[BEGIN Source records]

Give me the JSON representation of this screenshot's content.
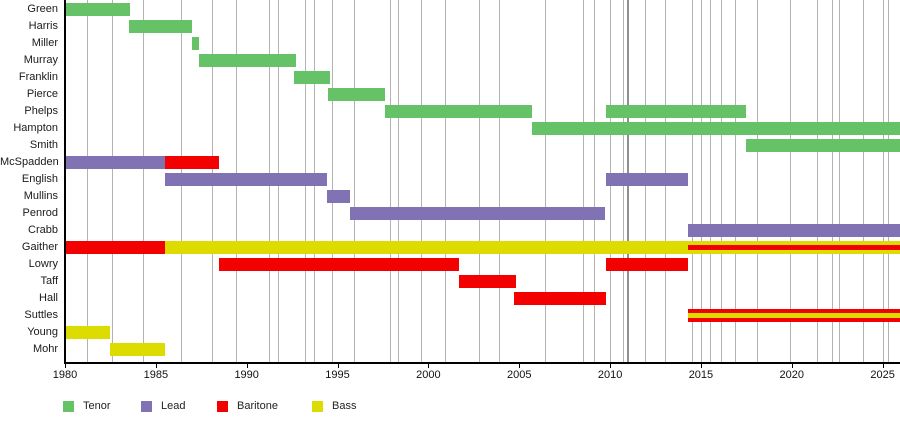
{
  "chart_data": {
    "type": "bar",
    "subtype": "gantt-membership-timeline",
    "title": "",
    "xlabel": "",
    "ylabel": "",
    "x_axis": {
      "start": 1980,
      "end": 2026,
      "tick_interval": 5,
      "tick_labels": [
        "1980",
        "1985",
        "1990",
        "1995",
        "2000",
        "2005",
        "2010",
        "2015",
        "2020",
        "2025"
      ]
    },
    "roles": {
      "Tenor": "#66c266",
      "Lead": "#8172b4",
      "Baritone": "#f30000",
      "Bass": "#dcdc00"
    },
    "rows": [
      {
        "label": "Green",
        "bars": [
          {
            "role": "Tenor",
            "from": 1980.0,
            "to": 1983.6
          }
        ]
      },
      {
        "label": "Harris",
        "bars": [
          {
            "role": "Tenor",
            "from": 1983.5,
            "to": 1987.0
          }
        ]
      },
      {
        "label": "Miller",
        "bars": [
          {
            "role": "Tenor",
            "from": 1987.0,
            "to": 1987.4
          }
        ]
      },
      {
        "label": "Murray",
        "bars": [
          {
            "role": "Tenor",
            "from": 1987.4,
            "to": 1992.7
          }
        ]
      },
      {
        "label": "Franklin",
        "bars": [
          {
            "role": "Tenor",
            "from": 1992.6,
            "to": 1994.6
          }
        ]
      },
      {
        "label": "Pierce",
        "bars": [
          {
            "role": "Tenor",
            "from": 1994.5,
            "to": 1997.6
          }
        ]
      },
      {
        "label": "Phelps",
        "bars": [
          {
            "role": "Tenor",
            "from": 1997.6,
            "to": 2005.7
          },
          {
            "role": "Tenor",
            "from": 2009.8,
            "to": 2017.5
          }
        ]
      },
      {
        "label": "Hampton",
        "bars": [
          {
            "role": "Tenor",
            "from": 2005.7,
            "to": 2026.0
          }
        ]
      },
      {
        "label": "Smith",
        "bars": [
          {
            "role": "Tenor",
            "from": 2017.5,
            "to": 2026.0
          }
        ]
      },
      {
        "label": "McSpadden",
        "bars": [
          {
            "role": "Lead",
            "from": 1980.0,
            "to": 1985.5
          },
          {
            "role": "Baritone",
            "from": 1985.5,
            "to": 1988.5
          }
        ]
      },
      {
        "label": "English",
        "bars": [
          {
            "role": "Lead",
            "from": 1985.5,
            "to": 1994.4
          },
          {
            "role": "Lead",
            "from": 2009.8,
            "to": 2014.3
          }
        ]
      },
      {
        "label": "Mullins",
        "bars": [
          {
            "role": "Lead",
            "from": 1994.4,
            "to": 1995.7
          }
        ]
      },
      {
        "label": "Penrod",
        "bars": [
          {
            "role": "Lead",
            "from": 1995.7,
            "to": 2009.7
          }
        ]
      },
      {
        "label": "Crabb",
        "bars": [
          {
            "role": "Lead",
            "from": 2014.3,
            "to": 2026.0
          }
        ]
      },
      {
        "label": "Gaither",
        "bars": [
          {
            "role": "Baritone",
            "from": 1980.0,
            "to": 1985.5
          },
          {
            "role": "Bass",
            "from": 1985.5,
            "to": 2026.0,
            "stripe": {
              "role": "Baritone",
              "from": 2014.3,
              "to": 2026.0
            }
          }
        ]
      },
      {
        "label": "Lowry",
        "bars": [
          {
            "role": "Baritone",
            "from": 1988.5,
            "to": 2001.7
          },
          {
            "role": "Baritone",
            "from": 2009.8,
            "to": 2014.3
          }
        ]
      },
      {
        "label": "Taff",
        "bars": [
          {
            "role": "Baritone",
            "from": 2001.7,
            "to": 2004.8
          }
        ]
      },
      {
        "label": "Hall",
        "bars": [
          {
            "role": "Baritone",
            "from": 2004.7,
            "to": 2009.8
          }
        ]
      },
      {
        "label": "Suttles",
        "bars": [
          {
            "role": "Baritone",
            "from": 2014.3,
            "to": 2026.0,
            "stripe": {
              "role": "Bass",
              "from": 2014.3,
              "to": 2026.0
            }
          }
        ]
      },
      {
        "label": "Young",
        "bars": [
          {
            "role": "Bass",
            "from": 1980.0,
            "to": 1982.5
          }
        ]
      },
      {
        "label": "Mohr",
        "bars": [
          {
            "role": "Bass",
            "from": 1982.5,
            "to": 1985.5
          }
        ]
      }
    ],
    "gridlines": [
      1981.2,
      1982.6,
      1984.3,
      1986.4,
      1988.1,
      1989.4,
      1991.2,
      1991.7,
      1993.2,
      1993.7,
      1994.7,
      1995.9,
      1997.9,
      1998.3,
      1999.6,
      2000.9,
      2002.8,
      2003.9,
      2006.4,
      2008.5,
      2009.1,
      2010.0,
      2010.7,
      2011.9,
      2013.0,
      2014.5,
      2015.0,
      2015.5,
      2016.1,
      2016.9,
      2018.1,
      2019.9,
      2021.4,
      2022.2,
      2022.6,
      2023.9,
      2025.0,
      2025.3
    ],
    "emphasis_gridlines": [
      2011.0
    ],
    "legend": [
      {
        "label": "Tenor",
        "color": "#66c266"
      },
      {
        "label": "Lead",
        "color": "#8172b4"
      },
      {
        "label": "Baritone",
        "color": "#f30000"
      },
      {
        "label": "Bass",
        "color": "#dcdc00"
      }
    ],
    "legend_position": "bottom"
  }
}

[END Source records]

-- What you have to do --
Pictures are not part of the copy; reproduce everything else in the records exactly.

-- Expected output --
Give me the JSON representation of this screenshot's content.
{
  "chart_data": {
    "type": "bar",
    "subtype": "gantt-membership-timeline",
    "title": "",
    "xlabel": "",
    "ylabel": "",
    "x_axis": {
      "start": 1980,
      "end": 2026,
      "tick_interval": 5,
      "tick_labels": [
        "1980",
        "1985",
        "1990",
        "1995",
        "2000",
        "2005",
        "2010",
        "2015",
        "2020",
        "2025"
      ]
    },
    "roles": {
      "Tenor": "#66c266",
      "Lead": "#8172b4",
      "Baritone": "#f30000",
      "Bass": "#dcdc00"
    },
    "rows": [
      {
        "label": "Green",
        "bars": [
          {
            "role": "Tenor",
            "from": 1980.0,
            "to": 1983.6
          }
        ]
      },
      {
        "label": "Harris",
        "bars": [
          {
            "role": "Tenor",
            "from": 1983.5,
            "to": 1987.0
          }
        ]
      },
      {
        "label": "Miller",
        "bars": [
          {
            "role": "Tenor",
            "from": 1987.0,
            "to": 1987.4
          }
        ]
      },
      {
        "label": "Murray",
        "bars": [
          {
            "role": "Tenor",
            "from": 1987.4,
            "to": 1992.7
          }
        ]
      },
      {
        "label": "Franklin",
        "bars": [
          {
            "role": "Tenor",
            "from": 1992.6,
            "to": 1994.6
          }
        ]
      },
      {
        "label": "Pierce",
        "bars": [
          {
            "role": "Tenor",
            "from": 1994.5,
            "to": 1997.6
          }
        ]
      },
      {
        "label": "Phelps",
        "bars": [
          {
            "role": "Tenor",
            "from": 1997.6,
            "to": 2005.7
          },
          {
            "role": "Tenor",
            "from": 2009.8,
            "to": 2017.5
          }
        ]
      },
      {
        "label": "Hampton",
        "bars": [
          {
            "role": "Tenor",
            "from": 2005.7,
            "to": 2026.0
          }
        ]
      },
      {
        "label": "Smith",
        "bars": [
          {
            "role": "Tenor",
            "from": 2017.5,
            "to": 2026.0
          }
        ]
      },
      {
        "label": "McSpadden",
        "bars": [
          {
            "role": "Lead",
            "from": 1980.0,
            "to": 1985.5
          },
          {
            "role": "Baritone",
            "from": 1985.5,
            "to": 1988.5
          }
        ]
      },
      {
        "label": "English",
        "bars": [
          {
            "role": "Lead",
            "from": 1985.5,
            "to": 1994.4
          },
          {
            "role": "Lead",
            "from": 2009.8,
            "to": 2014.3
          }
        ]
      },
      {
        "label": "Mullins",
        "bars": [
          {
            "role": "Lead",
            "from": 1994.4,
            "to": 1995.7
          }
        ]
      },
      {
        "label": "Penrod",
        "bars": [
          {
            "role": "Lead",
            "from": 1995.7,
            "to": 2009.7
          }
        ]
      },
      {
        "label": "Crabb",
        "bars": [
          {
            "role": "Lead",
            "from": 2014.3,
            "to": 2026.0
          }
        ]
      },
      {
        "label": "Gaither",
        "bars": [
          {
            "role": "Baritone",
            "from": 1980.0,
            "to": 1985.5
          },
          {
            "role": "Bass",
            "from": 1985.5,
            "to": 2026.0,
            "stripe": {
              "role": "Baritone",
              "from": 2014.3,
              "to": 2026.0
            }
          }
        ]
      },
      {
        "label": "Lowry",
        "bars": [
          {
            "role": "Baritone",
            "from": 1988.5,
            "to": 2001.7
          },
          {
            "role": "Baritone",
            "from": 2009.8,
            "to": 2014.3
          }
        ]
      },
      {
        "label": "Taff",
        "bars": [
          {
            "role": "Baritone",
            "from": 2001.7,
            "to": 2004.8
          }
        ]
      },
      {
        "label": "Hall",
        "bars": [
          {
            "role": "Baritone",
            "from": 2004.7,
            "to": 2009.8
          }
        ]
      },
      {
        "label": "Suttles",
        "bars": [
          {
            "role": "Baritone",
            "from": 2014.3,
            "to": 2026.0,
            "stripe": {
              "role": "Bass",
              "from": 2014.3,
              "to": 2026.0
            }
          }
        ]
      },
      {
        "label": "Young",
        "bars": [
          {
            "role": "Bass",
            "from": 1980.0,
            "to": 1982.5
          }
        ]
      },
      {
        "label": "Mohr",
        "bars": [
          {
            "role": "Bass",
            "from": 1982.5,
            "to": 1985.5
          }
        ]
      }
    ],
    "gridlines": [
      1981.2,
      1982.6,
      1984.3,
      1986.4,
      1988.1,
      1989.4,
      1991.2,
      1991.7,
      1993.2,
      1993.7,
      1994.7,
      1995.9,
      1997.9,
      1998.3,
      1999.6,
      2000.9,
      2002.8,
      2003.9,
      2006.4,
      2008.5,
      2009.1,
      2010.0,
      2010.7,
      2011.9,
      2013.0,
      2014.5,
      2015.0,
      2015.5,
      2016.1,
      2016.9,
      2018.1,
      2019.9,
      2021.4,
      2022.2,
      2022.6,
      2023.9,
      2025.0,
      2025.3
    ],
    "emphasis_gridlines": [
      2011.0
    ],
    "legend": [
      {
        "label": "Tenor",
        "color": "#66c266"
      },
      {
        "label": "Lead",
        "color": "#8172b4"
      },
      {
        "label": "Baritone",
        "color": "#f30000"
      },
      {
        "label": "Bass",
        "color": "#dcdc00"
      }
    ],
    "legend_position": "bottom"
  }
}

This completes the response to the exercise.